#### [Passage given]
Gradient of a real-valued function of a symmetric matrix

Wednesday, July 22, 2020 • edited Tuesday, September 1, 2020

This page represents my first attempt to use the typesetting library named $\KaTeX$. I followed some advice found here.


I was intrigued by the details of the question "What is the derivative of $\log(\det(X))$ when $X$ is symmetric?" on math.stackexchange.com. The OP cites two different answers that do not agree.

One of the answers links to a recent preprint, entitled What is the gradient of a scalar function of a symmetric matrix?, by Shriram Srinivasan and Nishant Panda, post-doctoral researchers at Los Alamos National Lab.

I like this preprint. The authors ultimately prove that if $G$ is value of the gradient of a real-valued function of an $n$-by-$n$ real matrix (evaluated at a symmetric matrix), then

$$ \textrm{sym}(G) = \frac{1}{2}(G + G^{\textsf{T}}) $$

is the gradient of the same function in the space of symmetric real matrices. They also show how to find the equivalent expressions when the matrix argument $X$ is replaced with the $\textrm{vec}$ value $\textrm{vec}(X)$. They even suggest a source of confusion that could have given rise to an incorrect but published formula ($G + G^{\textsf{T}} - G\odot I$, where $\odot$ is the Hadamard product) for the gradient on the symmetric subspace.

#### [Material provided]

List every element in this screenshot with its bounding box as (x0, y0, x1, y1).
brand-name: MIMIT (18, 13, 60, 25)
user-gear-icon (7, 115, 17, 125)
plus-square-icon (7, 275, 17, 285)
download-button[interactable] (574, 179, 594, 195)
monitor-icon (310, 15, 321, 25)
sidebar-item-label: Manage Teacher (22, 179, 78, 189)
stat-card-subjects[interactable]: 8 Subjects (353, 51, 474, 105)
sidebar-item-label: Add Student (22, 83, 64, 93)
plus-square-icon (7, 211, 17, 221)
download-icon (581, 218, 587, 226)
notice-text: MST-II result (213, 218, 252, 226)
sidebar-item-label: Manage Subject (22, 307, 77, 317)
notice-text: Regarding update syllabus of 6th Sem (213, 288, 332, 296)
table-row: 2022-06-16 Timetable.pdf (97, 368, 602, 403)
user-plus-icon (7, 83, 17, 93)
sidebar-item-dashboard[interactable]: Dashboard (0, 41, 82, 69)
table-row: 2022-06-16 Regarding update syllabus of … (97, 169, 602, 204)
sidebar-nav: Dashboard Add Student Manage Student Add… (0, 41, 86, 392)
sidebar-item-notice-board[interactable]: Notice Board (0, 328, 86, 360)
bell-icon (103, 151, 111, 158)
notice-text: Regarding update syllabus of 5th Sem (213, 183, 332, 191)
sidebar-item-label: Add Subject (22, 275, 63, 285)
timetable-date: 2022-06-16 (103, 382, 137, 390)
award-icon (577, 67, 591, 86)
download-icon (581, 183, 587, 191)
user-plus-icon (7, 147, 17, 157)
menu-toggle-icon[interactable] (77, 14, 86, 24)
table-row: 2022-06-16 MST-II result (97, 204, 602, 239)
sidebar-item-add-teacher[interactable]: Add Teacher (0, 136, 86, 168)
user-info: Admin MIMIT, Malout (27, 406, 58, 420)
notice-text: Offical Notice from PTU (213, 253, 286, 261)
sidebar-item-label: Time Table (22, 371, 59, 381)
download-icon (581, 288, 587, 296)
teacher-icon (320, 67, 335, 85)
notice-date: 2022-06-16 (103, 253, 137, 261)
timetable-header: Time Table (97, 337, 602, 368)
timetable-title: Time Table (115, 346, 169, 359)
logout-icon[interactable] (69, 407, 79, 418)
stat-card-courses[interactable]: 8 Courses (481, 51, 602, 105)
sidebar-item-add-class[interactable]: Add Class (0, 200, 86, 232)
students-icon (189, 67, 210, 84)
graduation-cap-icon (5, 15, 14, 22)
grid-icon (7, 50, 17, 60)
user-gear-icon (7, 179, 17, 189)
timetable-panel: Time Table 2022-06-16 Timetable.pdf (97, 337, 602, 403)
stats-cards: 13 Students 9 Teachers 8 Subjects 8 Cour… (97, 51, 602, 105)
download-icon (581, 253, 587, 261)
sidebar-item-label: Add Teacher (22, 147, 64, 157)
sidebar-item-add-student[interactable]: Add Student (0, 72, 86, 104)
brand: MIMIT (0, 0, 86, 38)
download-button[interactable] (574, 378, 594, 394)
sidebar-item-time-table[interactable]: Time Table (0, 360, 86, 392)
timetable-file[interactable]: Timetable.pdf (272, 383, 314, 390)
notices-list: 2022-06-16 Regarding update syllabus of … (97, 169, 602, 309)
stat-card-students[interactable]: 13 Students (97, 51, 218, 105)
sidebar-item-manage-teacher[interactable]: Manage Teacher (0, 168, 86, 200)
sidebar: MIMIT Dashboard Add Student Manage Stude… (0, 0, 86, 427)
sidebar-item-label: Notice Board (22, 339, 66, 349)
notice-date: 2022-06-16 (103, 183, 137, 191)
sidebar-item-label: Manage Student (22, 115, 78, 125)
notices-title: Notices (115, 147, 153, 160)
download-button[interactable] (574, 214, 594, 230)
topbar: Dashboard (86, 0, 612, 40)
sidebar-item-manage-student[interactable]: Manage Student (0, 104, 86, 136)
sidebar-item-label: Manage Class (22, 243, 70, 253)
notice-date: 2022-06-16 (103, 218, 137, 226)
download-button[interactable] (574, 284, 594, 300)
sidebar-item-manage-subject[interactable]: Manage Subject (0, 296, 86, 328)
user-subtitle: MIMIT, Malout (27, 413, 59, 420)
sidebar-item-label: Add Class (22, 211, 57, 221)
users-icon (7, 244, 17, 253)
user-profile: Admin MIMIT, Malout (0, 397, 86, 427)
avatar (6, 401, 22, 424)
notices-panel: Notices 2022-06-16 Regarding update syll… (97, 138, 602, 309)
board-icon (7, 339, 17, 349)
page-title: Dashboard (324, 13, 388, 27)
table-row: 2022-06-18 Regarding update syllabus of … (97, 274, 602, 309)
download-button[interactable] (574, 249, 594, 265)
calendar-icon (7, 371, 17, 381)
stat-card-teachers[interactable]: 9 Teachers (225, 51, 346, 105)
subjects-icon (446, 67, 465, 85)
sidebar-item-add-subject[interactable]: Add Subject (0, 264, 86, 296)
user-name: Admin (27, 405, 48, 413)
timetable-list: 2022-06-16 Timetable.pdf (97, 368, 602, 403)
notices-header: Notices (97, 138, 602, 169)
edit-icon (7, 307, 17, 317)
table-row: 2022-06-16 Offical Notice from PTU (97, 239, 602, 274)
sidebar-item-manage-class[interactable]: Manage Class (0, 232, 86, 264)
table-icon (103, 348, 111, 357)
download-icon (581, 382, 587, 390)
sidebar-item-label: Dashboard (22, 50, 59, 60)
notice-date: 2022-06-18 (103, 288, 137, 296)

#### [Requirements]
[A] For the post on the gradient of a function of a symmetric matrix, decide whether each statement agrees with it: (i) the preprint's authors are post-doctoral researchers at Los Alamos National Lab; (ii) the two answers cited by the OP agree with each other; (iii) the preprint's authors show how to find equivalent expressions when the matrix argument is replaced with its vec value. Give yes or no for each, with the deciding words quoted from the post.
[B] Carry on the post about the gradient of a function of a symmetric matrix, beginning right after its last sentence.

#### [Answers for this exercise]
[A]
(i) Yes: "post-doctoral researchers at Los Alamos National Lab"
(ii) No: "two different answers that do not agree"
(iii) Yes: "They also show how to find the equivalent expressions"

[B]
Basics

The appropriate inner product and norm are the Frobenius inner product and Frobenius norm, respectively:

  • $\left<A,B\right>_F = \textrm{tr}(A^{\mathsf{T}}B) = \sum_{i=1}^{n}\sum_{j=1}^{n}a_{ij}b_{ij}$
  • $||A||_F = \sqrt{\left<A,A\right>_F}$

If $\phi:\mathbb{R}^{n\times n}\to\mathbb{R}$ has a Fréchet derivative $D\phi(X)$ (with respect to the Frobenius norm) at $X$, where

$$ \lim_{||H||_F\to 0}\frac{||\phi(X + H) - \phi(X) - D\phi(X)[H]||_F}{||H||_F} = 0, $$

then the Riesz Representation Theorem shows that there is a gradient $\nabla\phi(X)$ at $X$ such that $\left<\nabla\phi(X),H\right>_F = D\phi(X)[H]$.

Note: Symmetry of $X$ does not guarantee symmetry of $\nabla\phi(X)$.

Restriction to symmetric matrices

Let $\phi_{\textrm{sym}} = \left.\phi\right|_{\mathbb{S}^{n\times n}}$, where $\mathbb{S}^{n\times n}$ is the space of real symmetric $n\times n$ matrices. If $\phi$ has a Fréchet derivative at $X\in\mathbb{S}^{n\times n}$, then $\phi_{\textrm{sym}}$ does, too. The Fréchet derivative of $\phi$ at $X$ ensures the existence of a gradient $\nabla\phi(X)$. Consider

$$ \left<\nabla\phi(X),H\right> = D\phi(X)[H] $$

for $H\in\mathbb{S}^{n\times n}$. Since $H\in\mathbb{S}^{n\times n}$,

$$ \left<\nabla\phi(X),H\right> = \left<\textrm{sym}(\nabla\phi(X)),H\right>. $$

This shows that

$$ \nabla\phi_{\textrm{sym}} = \textrm{sym}(\nabla\phi). $$

This shows that the gradient of a real-valued function on $\mathbb{S}^{n\times n}$ is symmetric.

Vectors in place of matrices

The most interesting and novel parts of the preprint explain the rôles of the $\textrm{vec}$ operator, the map from $\textrm{vec}$-value to a non-redudant vector for symmetric matrices, and the inverse of that map. The authors show that the map from a vector-valued gradient to the equivalent $\mathbb{S}^{n\times n}$-valued gradient has a non-obvious form.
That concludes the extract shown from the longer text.